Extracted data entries
** begin **

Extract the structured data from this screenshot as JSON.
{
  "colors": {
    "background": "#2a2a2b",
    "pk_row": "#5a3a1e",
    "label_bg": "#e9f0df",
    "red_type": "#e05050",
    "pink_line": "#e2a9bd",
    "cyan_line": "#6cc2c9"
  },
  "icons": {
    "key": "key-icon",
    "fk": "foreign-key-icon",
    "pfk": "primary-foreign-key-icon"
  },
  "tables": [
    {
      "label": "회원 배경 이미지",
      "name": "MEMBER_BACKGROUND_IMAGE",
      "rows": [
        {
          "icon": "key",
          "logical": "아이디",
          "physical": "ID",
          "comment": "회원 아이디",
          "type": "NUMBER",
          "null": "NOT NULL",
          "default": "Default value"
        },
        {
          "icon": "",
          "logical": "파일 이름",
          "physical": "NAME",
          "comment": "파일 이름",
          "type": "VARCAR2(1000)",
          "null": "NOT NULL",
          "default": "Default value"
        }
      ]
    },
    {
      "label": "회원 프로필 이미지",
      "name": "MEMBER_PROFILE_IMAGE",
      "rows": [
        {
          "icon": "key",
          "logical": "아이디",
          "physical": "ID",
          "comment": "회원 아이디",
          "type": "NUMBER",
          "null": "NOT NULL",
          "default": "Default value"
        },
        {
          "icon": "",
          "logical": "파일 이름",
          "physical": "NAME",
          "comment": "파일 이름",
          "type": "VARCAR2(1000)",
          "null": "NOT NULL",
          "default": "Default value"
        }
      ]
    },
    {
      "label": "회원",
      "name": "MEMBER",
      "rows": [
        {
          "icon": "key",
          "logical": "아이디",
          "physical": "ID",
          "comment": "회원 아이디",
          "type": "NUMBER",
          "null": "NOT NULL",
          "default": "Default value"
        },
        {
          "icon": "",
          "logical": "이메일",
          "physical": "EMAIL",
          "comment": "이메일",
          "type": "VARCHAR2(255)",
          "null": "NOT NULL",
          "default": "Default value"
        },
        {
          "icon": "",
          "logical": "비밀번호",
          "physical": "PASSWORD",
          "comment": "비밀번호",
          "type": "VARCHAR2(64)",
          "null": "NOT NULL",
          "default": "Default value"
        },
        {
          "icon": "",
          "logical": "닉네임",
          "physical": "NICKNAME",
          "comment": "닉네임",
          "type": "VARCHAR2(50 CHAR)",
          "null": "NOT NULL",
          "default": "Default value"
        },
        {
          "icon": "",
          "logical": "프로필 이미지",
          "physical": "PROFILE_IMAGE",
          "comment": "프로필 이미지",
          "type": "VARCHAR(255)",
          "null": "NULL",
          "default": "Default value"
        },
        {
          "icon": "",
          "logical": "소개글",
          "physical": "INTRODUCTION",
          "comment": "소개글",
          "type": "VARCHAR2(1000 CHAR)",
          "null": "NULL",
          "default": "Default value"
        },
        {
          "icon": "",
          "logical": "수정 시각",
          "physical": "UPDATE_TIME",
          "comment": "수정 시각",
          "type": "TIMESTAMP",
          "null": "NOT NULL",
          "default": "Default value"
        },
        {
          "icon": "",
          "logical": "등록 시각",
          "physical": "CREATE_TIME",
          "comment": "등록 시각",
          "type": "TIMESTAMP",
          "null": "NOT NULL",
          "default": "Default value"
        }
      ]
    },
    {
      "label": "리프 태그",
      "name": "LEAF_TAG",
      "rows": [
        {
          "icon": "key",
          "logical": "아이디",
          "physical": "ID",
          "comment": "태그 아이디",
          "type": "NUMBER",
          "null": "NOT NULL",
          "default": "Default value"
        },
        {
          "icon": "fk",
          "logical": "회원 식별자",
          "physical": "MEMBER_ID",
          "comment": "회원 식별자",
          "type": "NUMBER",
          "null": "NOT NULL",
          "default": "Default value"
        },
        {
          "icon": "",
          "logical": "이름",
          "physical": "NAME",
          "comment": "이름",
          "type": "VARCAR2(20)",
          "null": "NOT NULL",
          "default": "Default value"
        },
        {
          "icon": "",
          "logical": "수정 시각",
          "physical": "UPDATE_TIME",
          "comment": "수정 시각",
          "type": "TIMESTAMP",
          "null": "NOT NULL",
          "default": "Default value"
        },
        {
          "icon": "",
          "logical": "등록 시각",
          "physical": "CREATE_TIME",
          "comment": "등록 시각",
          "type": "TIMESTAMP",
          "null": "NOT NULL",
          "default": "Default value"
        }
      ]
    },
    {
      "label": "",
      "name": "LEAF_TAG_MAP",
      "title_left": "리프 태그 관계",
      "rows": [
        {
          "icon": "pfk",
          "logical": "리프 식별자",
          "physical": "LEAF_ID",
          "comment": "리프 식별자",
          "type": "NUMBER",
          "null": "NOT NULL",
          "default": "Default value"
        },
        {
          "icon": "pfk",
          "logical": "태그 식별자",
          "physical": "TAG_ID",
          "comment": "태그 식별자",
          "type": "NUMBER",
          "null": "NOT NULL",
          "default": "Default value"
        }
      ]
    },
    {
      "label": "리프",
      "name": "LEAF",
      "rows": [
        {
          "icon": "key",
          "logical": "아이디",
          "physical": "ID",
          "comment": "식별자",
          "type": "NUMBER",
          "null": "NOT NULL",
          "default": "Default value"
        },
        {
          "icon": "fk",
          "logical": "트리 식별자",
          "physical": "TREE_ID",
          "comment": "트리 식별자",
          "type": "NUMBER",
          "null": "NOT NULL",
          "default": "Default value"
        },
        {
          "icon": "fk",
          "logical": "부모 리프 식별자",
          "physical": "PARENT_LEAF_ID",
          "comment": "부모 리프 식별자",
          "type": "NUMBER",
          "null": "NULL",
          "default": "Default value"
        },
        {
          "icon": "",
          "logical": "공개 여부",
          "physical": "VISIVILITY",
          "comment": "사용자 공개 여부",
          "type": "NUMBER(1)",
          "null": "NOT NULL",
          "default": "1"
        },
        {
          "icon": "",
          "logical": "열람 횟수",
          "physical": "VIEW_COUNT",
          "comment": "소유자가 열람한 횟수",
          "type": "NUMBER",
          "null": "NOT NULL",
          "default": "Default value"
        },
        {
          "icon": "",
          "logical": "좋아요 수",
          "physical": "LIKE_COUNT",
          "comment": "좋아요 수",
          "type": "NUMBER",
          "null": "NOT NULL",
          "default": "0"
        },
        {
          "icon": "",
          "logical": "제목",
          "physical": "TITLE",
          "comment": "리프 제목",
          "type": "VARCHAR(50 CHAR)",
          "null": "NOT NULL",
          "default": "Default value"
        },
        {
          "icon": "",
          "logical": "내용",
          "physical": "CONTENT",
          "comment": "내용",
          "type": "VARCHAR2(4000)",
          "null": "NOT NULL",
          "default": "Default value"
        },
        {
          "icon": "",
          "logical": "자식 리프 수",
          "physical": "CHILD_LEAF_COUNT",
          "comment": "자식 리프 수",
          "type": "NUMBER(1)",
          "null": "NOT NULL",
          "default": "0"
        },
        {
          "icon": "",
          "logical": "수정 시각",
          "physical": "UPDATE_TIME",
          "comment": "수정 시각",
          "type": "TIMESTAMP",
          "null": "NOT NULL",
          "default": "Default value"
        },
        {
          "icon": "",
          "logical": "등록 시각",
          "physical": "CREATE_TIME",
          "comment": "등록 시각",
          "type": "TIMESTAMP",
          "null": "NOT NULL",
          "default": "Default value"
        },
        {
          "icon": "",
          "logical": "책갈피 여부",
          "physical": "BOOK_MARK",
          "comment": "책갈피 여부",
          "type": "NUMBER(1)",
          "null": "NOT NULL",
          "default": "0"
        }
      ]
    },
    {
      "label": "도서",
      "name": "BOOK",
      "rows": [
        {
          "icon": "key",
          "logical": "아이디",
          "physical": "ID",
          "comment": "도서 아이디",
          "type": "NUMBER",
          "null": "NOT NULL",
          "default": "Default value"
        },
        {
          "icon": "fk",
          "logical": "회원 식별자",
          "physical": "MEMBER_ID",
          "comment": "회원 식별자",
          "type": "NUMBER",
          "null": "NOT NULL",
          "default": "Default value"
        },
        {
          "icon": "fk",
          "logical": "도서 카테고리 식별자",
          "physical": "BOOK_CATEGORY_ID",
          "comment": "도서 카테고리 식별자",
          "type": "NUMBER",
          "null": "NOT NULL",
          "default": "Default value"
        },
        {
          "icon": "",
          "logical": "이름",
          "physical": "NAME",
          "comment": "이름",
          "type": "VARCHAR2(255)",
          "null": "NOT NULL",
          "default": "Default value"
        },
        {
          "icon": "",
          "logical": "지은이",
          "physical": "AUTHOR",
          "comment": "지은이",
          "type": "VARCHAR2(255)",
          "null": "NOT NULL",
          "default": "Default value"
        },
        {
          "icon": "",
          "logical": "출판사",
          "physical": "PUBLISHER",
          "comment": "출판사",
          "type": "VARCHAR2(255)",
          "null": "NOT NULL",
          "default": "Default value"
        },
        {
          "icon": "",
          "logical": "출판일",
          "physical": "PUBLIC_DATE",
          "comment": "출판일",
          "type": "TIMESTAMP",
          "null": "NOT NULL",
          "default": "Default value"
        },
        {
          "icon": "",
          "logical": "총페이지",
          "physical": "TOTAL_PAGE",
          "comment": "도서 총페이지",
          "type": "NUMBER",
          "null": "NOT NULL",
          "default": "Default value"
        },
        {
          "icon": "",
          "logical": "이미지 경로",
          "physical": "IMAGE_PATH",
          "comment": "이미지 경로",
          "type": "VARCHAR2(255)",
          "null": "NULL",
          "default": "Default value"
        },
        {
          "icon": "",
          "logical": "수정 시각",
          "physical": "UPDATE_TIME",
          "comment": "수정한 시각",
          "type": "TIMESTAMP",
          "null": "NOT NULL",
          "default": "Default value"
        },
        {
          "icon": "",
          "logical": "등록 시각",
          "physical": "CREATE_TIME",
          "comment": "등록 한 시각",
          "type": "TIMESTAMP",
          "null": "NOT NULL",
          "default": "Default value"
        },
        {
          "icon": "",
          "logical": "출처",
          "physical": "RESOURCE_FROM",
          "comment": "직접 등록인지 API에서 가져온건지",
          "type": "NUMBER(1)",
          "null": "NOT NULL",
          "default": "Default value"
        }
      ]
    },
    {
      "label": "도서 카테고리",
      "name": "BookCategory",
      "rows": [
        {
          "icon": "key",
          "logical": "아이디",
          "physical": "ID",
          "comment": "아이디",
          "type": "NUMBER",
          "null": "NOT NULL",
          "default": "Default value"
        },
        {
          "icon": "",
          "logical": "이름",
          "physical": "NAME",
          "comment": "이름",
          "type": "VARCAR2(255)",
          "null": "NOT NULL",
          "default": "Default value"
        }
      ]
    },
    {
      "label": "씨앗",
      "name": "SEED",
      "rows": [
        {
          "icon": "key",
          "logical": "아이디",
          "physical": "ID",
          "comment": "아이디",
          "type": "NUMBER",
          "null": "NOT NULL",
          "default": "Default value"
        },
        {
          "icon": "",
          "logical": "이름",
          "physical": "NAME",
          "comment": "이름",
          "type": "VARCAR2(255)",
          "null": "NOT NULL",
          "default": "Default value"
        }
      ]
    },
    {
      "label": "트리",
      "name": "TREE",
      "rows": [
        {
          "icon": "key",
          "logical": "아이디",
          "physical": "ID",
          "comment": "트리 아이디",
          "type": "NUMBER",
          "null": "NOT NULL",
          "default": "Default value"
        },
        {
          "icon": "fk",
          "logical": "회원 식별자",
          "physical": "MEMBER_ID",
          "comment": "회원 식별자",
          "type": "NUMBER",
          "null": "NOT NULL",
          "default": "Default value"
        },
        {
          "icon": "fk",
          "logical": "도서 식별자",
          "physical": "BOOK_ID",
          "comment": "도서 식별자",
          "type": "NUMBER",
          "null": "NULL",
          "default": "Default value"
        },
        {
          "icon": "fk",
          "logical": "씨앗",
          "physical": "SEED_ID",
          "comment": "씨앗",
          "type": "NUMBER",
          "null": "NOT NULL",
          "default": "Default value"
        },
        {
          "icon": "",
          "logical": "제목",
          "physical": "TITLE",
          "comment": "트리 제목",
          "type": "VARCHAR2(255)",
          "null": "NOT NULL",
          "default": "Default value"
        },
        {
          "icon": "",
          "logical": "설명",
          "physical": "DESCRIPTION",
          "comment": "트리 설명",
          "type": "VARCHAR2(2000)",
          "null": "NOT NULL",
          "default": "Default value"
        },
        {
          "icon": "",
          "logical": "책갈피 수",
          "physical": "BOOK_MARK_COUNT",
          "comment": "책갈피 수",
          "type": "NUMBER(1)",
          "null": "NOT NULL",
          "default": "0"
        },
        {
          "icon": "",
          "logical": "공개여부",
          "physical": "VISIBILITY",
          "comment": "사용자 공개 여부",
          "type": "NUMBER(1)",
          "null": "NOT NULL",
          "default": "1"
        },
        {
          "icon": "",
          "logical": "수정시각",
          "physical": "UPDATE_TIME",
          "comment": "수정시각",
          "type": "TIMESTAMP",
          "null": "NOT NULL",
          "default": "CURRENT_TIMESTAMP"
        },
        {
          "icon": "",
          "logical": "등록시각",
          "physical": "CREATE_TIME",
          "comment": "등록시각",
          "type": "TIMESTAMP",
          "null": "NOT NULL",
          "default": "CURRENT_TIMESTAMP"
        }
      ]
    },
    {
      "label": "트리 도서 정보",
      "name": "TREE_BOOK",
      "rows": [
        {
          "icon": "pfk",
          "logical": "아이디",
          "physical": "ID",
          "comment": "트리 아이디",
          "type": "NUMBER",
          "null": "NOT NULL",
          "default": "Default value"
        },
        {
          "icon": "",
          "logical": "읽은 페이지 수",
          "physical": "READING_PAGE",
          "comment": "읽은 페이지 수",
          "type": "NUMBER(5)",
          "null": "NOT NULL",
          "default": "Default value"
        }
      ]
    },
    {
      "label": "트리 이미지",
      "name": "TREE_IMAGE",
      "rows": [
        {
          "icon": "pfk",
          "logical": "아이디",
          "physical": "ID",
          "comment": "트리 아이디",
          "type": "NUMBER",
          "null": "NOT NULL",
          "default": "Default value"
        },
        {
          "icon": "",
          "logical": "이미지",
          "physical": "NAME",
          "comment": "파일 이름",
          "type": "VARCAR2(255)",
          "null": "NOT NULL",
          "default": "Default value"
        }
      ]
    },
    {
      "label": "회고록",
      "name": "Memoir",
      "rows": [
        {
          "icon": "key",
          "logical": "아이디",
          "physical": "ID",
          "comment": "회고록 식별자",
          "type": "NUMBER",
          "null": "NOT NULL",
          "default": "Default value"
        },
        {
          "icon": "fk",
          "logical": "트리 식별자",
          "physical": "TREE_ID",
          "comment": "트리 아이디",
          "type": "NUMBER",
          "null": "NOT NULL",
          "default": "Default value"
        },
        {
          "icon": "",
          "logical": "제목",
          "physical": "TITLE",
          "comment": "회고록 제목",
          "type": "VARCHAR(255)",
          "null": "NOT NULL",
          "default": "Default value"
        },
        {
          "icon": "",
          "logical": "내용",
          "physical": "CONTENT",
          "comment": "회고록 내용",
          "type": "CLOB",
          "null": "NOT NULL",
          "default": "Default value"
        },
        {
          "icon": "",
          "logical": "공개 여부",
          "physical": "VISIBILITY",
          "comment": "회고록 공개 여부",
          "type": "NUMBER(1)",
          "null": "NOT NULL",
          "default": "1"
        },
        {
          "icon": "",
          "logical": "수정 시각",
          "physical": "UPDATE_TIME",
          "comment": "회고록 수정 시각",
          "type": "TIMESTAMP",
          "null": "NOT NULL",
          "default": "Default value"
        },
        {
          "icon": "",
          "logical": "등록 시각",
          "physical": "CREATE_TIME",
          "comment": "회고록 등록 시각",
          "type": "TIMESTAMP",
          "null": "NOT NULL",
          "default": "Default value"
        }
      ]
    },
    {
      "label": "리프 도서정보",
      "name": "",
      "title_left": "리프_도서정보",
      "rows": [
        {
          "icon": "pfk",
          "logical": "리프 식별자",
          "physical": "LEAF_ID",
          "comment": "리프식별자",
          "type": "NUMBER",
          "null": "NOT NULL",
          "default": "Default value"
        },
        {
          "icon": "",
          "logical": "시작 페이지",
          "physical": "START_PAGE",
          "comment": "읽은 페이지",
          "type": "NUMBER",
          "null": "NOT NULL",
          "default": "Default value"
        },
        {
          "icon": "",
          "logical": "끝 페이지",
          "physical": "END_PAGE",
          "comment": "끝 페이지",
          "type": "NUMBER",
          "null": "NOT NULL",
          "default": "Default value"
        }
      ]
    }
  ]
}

** end **

## Task directions
Copy out every line from the material above in which the word "foreign" appears.

## Exercise answer
    "fk": "foreign-key-icon",
    "pfk": "primary-foreign-key-icon"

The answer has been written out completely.